** Begin Dataset entries **

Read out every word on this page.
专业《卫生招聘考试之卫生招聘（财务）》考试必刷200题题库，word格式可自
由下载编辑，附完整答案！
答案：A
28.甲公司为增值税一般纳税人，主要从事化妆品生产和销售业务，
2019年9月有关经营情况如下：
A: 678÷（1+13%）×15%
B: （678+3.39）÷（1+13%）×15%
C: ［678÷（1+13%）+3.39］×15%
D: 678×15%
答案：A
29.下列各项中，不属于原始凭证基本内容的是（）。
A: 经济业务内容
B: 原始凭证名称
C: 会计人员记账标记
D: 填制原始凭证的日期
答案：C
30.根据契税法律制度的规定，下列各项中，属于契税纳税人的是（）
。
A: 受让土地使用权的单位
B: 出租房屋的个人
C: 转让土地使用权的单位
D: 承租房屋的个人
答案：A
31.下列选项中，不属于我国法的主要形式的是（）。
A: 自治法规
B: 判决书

** End Dataset entries **
** Begin Dataset entries **

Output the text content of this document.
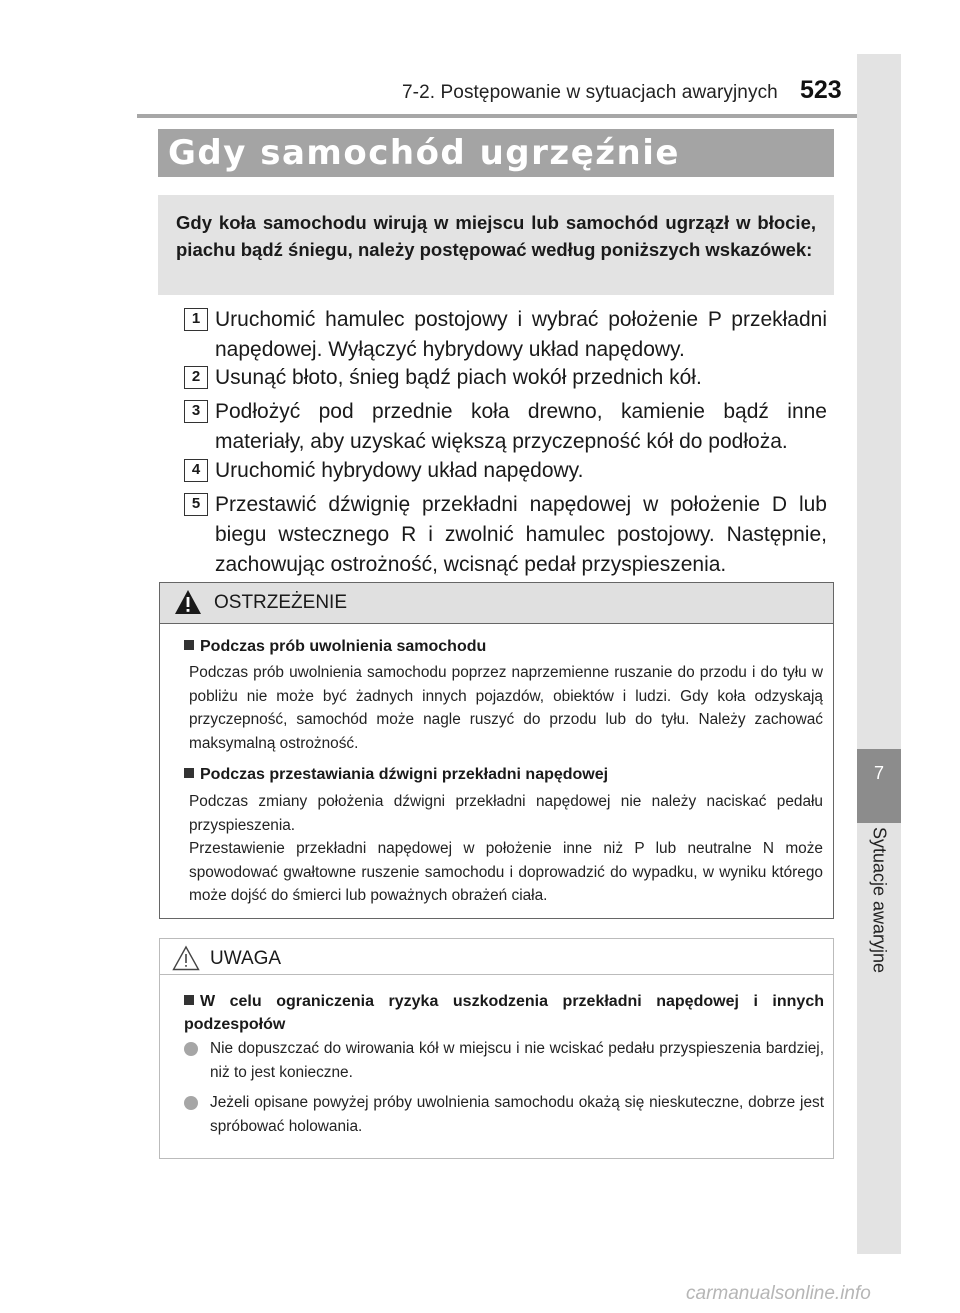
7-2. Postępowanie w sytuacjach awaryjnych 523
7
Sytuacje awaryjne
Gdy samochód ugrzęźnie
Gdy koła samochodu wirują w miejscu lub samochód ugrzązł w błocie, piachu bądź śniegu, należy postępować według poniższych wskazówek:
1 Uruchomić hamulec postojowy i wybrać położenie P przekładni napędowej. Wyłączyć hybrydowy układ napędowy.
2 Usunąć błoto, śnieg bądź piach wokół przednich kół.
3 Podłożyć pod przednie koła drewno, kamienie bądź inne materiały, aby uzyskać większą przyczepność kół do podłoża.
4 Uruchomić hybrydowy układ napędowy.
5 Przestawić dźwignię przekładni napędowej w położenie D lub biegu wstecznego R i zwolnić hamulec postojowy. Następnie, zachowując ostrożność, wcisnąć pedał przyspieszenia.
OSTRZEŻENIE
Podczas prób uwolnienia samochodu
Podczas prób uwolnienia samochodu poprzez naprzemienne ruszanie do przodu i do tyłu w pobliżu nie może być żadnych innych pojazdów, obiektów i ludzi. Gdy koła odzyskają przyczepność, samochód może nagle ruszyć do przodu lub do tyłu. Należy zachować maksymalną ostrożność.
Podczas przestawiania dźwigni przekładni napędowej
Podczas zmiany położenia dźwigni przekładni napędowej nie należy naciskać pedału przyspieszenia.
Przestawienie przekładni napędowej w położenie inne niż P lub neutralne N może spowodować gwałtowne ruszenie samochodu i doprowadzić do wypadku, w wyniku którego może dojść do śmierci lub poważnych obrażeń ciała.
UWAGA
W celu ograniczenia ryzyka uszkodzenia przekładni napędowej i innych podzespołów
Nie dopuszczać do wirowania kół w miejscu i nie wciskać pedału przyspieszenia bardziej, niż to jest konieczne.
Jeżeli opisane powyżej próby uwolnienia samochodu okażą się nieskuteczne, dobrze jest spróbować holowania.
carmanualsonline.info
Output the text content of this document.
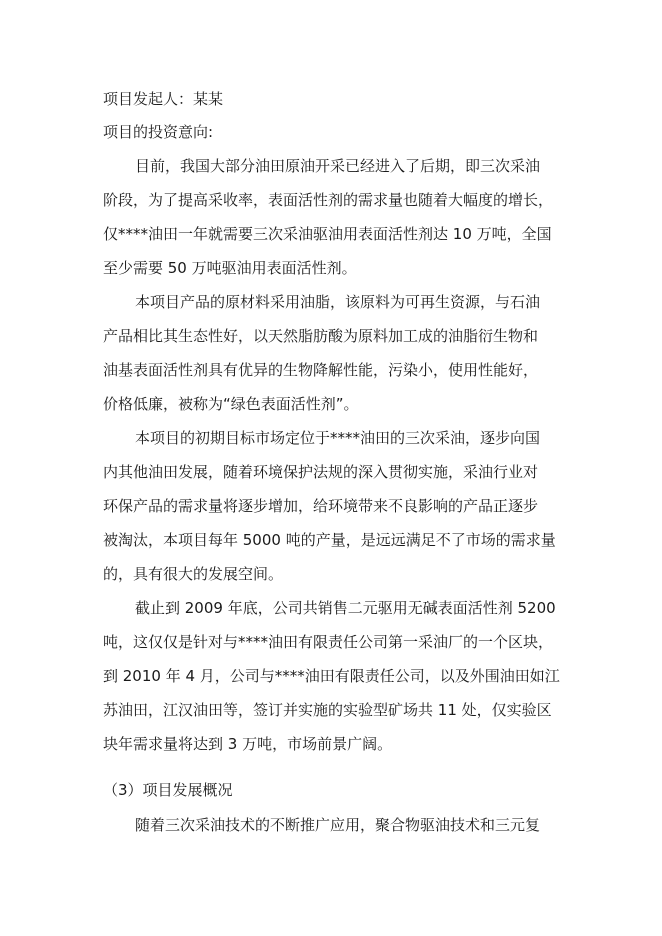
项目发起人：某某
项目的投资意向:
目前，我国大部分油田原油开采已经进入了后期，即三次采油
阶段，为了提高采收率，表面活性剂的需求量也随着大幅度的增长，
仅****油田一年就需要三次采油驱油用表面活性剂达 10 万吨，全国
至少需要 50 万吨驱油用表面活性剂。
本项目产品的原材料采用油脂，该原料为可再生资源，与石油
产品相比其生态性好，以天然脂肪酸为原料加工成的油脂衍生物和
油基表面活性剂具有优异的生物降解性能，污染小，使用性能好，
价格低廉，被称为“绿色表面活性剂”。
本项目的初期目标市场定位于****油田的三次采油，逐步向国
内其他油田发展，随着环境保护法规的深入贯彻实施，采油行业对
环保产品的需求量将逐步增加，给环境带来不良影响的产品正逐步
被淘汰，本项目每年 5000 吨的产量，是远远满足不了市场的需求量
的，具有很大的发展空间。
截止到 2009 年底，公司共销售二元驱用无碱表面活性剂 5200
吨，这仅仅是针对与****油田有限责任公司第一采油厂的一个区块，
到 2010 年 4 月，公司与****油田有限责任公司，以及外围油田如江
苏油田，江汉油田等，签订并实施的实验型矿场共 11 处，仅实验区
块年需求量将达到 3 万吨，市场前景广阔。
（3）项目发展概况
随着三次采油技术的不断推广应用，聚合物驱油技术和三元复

** End Dataset entries **
** Begin Dataset entries **

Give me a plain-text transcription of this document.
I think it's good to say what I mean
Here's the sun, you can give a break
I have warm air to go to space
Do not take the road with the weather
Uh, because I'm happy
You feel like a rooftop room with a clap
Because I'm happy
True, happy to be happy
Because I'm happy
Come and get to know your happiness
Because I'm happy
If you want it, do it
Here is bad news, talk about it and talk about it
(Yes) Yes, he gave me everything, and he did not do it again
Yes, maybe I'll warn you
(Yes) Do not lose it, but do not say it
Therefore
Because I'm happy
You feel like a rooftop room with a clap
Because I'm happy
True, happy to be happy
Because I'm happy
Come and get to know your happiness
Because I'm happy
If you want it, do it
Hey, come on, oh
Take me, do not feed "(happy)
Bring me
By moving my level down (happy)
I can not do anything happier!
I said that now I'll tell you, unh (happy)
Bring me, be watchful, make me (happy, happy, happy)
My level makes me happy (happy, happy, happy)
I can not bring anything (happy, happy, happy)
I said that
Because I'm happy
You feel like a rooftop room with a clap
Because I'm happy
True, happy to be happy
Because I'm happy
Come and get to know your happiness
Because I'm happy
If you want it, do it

** End Dataset entries **

What is needed »
In the lines above, locate the string "położenie". Copy every line where it occurs.

Response for this exercise »
1 Uruchomić hamulec postojowy i wybrać położenie P przekładni napędowej. Wyłączyć hybrydowy układ napędowy.
5 Przestawić dźwignię przekładni napędowej w położenie D lub biegu wstecznego R i zwolnić hamulec postojowy. Następnie, zachowując ostrożność, wcisnąć pedał przyspieszenia.
Przestawienie przekładni napędowej w położenie inne niż P lub neutralne N może spowodować gwałtowne ruszenie samochodu i doprowadzić do wypadku, w wyniku którego może dojść do śmierci lub poważnych obrażeń ciała.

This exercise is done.